» **YOUR OBJECTIVE**
Within the listing, each line that has the string "Pancreas" should be copied.

##### DATA #####

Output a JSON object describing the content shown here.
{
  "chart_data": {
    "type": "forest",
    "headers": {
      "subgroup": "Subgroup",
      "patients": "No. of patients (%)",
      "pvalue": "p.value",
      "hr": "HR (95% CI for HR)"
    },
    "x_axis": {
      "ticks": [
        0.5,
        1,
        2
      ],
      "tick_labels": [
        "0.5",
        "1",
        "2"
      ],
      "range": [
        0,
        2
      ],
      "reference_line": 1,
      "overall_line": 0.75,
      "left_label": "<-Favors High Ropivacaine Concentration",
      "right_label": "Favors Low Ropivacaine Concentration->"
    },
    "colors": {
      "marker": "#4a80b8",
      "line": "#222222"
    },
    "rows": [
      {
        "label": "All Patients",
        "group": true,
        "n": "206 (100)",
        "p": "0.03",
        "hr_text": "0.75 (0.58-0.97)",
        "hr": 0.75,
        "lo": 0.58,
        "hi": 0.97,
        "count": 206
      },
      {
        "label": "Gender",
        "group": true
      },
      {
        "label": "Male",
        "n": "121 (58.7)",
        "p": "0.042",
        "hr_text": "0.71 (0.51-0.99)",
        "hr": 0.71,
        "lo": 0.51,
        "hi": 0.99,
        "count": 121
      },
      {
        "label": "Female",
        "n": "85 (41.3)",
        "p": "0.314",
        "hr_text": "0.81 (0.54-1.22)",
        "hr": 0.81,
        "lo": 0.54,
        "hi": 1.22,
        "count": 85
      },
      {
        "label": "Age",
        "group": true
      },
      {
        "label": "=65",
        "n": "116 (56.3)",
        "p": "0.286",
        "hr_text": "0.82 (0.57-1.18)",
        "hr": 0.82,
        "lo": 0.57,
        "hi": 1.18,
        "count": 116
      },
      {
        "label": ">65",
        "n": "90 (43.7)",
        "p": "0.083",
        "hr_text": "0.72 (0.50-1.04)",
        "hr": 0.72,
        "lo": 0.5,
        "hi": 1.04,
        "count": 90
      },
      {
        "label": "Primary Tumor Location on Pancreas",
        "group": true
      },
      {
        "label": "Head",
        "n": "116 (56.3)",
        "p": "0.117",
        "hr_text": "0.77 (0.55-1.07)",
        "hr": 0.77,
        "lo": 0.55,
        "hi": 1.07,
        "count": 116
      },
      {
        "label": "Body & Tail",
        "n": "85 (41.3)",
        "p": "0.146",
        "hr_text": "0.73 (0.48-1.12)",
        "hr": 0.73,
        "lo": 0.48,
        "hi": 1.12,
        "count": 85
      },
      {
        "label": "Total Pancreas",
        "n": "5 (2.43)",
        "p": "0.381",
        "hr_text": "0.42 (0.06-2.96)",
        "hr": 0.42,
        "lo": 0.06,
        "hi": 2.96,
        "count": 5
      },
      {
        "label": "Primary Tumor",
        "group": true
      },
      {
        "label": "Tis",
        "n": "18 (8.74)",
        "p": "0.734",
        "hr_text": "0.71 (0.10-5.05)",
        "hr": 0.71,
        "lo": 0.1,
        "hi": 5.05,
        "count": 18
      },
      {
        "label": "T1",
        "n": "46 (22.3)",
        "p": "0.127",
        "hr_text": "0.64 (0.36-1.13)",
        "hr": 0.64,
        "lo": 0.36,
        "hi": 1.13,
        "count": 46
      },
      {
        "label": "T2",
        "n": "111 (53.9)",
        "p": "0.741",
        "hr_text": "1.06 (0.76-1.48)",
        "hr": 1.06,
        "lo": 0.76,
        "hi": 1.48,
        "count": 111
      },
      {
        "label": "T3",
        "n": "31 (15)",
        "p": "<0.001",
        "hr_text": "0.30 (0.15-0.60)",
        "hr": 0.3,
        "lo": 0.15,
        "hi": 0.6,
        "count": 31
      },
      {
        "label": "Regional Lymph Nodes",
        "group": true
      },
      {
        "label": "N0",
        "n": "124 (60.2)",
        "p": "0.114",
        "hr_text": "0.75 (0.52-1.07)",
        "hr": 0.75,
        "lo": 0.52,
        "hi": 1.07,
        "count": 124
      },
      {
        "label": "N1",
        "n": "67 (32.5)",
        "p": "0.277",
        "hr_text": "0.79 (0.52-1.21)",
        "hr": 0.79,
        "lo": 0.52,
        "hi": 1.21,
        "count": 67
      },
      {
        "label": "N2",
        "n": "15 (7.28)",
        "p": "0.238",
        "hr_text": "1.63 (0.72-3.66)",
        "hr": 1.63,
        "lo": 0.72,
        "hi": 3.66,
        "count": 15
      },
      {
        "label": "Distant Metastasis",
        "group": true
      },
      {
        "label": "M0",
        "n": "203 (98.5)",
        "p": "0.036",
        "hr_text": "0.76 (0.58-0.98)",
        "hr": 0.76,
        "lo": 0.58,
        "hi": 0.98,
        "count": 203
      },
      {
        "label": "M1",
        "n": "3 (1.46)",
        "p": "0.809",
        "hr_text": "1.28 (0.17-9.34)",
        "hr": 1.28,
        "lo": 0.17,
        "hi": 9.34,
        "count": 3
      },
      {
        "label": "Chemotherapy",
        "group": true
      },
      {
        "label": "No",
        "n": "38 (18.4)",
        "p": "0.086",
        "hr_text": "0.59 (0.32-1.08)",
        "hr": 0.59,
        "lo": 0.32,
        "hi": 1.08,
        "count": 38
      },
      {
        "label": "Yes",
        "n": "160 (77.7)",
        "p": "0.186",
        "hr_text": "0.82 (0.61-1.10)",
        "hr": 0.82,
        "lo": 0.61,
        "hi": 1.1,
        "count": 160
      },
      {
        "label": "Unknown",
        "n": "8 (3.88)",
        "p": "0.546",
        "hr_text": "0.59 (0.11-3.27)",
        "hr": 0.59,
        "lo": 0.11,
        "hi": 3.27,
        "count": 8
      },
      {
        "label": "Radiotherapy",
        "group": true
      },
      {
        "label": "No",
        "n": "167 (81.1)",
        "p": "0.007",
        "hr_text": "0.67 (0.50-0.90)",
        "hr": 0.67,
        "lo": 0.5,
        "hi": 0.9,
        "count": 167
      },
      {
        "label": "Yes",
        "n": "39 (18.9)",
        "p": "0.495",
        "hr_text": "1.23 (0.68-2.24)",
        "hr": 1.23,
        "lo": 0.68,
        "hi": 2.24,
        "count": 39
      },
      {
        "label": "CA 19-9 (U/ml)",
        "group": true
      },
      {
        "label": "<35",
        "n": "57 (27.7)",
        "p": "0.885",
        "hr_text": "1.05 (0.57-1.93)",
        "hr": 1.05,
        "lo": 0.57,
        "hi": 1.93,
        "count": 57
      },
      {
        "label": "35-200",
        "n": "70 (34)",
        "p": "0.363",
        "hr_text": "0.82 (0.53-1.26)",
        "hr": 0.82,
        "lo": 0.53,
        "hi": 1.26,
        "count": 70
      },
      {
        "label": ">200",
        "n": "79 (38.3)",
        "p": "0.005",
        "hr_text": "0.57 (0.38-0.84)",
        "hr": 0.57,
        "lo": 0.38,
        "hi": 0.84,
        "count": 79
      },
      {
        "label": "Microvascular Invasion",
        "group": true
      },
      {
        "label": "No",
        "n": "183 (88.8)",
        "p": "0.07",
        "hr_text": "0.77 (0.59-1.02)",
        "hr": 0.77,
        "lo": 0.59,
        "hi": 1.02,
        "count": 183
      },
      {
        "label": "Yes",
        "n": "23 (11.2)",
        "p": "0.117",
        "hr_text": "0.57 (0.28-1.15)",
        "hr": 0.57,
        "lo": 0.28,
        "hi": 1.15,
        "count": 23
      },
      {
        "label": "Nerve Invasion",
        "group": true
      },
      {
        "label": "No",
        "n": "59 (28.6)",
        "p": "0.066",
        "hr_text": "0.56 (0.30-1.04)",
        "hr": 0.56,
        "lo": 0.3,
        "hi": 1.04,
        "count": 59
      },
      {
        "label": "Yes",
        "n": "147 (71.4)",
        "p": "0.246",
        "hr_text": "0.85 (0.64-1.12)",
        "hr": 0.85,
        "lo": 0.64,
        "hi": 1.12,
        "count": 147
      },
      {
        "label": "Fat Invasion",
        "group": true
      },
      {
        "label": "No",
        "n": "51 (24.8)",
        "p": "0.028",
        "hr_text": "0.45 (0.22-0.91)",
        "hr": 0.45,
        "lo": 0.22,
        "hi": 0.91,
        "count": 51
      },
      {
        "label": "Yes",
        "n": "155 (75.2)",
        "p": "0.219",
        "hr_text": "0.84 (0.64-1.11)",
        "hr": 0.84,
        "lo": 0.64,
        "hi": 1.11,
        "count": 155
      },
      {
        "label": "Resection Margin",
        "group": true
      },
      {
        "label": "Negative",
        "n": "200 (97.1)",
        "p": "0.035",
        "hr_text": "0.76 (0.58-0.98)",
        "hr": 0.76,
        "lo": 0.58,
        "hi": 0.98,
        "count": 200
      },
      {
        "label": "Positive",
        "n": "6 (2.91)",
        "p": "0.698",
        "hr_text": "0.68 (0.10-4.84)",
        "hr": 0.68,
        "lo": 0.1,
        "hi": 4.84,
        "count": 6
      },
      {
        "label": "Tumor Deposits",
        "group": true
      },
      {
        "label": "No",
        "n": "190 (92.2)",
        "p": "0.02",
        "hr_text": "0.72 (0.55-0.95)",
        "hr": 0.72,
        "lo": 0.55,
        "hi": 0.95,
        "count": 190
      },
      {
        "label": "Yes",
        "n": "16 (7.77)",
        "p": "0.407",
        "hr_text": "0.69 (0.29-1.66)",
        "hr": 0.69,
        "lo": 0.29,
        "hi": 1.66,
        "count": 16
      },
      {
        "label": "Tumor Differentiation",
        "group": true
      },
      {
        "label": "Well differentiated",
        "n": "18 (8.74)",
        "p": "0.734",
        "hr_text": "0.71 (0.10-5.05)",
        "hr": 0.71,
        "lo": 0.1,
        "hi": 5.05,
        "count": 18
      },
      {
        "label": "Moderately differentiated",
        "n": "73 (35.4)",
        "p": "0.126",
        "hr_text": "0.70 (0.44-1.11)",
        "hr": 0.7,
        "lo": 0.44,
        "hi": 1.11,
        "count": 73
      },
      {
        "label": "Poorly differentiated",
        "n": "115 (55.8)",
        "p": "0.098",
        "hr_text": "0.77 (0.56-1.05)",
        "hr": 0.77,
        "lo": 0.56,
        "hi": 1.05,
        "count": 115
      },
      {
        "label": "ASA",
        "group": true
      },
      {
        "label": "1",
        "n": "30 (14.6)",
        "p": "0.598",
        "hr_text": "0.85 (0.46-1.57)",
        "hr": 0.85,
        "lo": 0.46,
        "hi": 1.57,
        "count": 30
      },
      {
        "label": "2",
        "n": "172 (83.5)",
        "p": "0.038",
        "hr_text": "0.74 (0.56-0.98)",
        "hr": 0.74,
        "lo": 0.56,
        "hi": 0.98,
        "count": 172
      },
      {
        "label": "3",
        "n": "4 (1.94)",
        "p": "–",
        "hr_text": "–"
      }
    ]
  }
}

#####

» **RESULT OF THIS EXERCISE**
        "label": "Primary Tumor Location on Pancreas",
        "label": "Total Pancreas",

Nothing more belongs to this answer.